[Data entries]
= = = = = = =

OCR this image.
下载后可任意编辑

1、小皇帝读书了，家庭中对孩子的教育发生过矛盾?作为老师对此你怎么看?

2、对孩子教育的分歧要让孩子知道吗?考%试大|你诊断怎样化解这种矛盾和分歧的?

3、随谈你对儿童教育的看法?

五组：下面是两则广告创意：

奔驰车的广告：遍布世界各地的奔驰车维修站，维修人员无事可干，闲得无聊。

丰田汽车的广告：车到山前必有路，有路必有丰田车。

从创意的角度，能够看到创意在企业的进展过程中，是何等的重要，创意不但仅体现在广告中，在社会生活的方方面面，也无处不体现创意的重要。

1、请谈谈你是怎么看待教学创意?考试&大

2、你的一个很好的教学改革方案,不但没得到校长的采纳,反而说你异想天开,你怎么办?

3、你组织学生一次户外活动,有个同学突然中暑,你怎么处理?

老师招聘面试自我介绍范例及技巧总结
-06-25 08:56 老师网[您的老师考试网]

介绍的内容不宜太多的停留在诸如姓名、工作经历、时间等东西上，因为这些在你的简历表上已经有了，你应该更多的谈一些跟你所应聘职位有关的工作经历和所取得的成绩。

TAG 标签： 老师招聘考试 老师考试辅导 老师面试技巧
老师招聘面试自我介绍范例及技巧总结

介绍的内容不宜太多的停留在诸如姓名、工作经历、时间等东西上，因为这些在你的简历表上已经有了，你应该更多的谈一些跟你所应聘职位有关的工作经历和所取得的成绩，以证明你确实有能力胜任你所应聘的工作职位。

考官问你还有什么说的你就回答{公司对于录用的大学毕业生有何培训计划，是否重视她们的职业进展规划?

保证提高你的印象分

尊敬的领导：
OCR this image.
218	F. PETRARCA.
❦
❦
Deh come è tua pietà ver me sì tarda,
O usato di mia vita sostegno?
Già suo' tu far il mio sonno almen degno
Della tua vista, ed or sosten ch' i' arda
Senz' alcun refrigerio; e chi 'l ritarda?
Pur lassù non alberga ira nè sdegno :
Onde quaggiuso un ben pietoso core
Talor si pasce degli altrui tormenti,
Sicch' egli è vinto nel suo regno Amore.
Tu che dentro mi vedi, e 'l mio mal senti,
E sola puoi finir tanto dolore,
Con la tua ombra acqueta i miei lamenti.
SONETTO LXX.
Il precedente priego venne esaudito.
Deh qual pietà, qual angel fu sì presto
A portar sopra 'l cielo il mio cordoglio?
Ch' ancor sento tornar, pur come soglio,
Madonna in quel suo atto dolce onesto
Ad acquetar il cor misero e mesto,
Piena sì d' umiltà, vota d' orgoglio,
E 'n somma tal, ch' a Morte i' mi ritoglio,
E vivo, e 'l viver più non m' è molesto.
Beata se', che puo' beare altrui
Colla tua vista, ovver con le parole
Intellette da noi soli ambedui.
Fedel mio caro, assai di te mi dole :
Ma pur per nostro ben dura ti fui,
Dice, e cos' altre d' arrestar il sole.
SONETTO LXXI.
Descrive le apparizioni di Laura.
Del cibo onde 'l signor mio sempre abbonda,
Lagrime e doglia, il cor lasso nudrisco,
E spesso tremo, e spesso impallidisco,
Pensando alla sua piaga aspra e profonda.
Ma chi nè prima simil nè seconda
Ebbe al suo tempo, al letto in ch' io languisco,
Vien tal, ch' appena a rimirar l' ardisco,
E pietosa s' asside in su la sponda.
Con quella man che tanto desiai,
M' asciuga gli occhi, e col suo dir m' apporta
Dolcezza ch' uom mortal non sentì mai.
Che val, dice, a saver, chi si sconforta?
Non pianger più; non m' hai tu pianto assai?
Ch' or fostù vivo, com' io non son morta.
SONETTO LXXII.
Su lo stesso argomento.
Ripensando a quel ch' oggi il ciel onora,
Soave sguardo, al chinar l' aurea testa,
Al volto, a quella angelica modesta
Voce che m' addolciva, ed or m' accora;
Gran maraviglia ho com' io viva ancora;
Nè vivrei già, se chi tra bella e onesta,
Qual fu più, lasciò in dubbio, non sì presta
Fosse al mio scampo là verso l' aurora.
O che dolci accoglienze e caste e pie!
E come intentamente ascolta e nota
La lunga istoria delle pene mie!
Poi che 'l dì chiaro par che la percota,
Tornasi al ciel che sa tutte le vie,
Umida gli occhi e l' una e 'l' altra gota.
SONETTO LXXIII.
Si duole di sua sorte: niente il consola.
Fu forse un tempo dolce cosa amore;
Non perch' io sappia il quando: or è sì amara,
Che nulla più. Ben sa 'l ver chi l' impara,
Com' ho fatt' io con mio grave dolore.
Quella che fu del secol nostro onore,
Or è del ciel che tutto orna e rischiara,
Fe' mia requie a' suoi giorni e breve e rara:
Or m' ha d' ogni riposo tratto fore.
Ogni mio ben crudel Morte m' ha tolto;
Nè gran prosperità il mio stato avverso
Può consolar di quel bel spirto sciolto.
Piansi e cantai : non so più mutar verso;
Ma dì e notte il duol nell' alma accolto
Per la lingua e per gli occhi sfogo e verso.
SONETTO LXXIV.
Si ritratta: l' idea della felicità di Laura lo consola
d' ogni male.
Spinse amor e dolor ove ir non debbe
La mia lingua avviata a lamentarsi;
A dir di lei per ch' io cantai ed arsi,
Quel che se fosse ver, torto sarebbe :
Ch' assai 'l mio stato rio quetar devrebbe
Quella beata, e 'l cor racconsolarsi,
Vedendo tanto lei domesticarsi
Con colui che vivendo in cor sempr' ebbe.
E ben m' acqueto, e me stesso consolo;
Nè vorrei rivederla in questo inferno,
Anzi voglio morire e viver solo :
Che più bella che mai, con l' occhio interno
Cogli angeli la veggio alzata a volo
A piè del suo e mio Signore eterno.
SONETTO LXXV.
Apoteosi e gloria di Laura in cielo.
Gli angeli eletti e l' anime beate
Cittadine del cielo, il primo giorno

= = = = = = =

Directions:
From the entries, report each line that includes the word "pietà".

Final result:
Deh come è tua pietà ver me sì tarda,
Deh qual pietà, qual angel fu sì presto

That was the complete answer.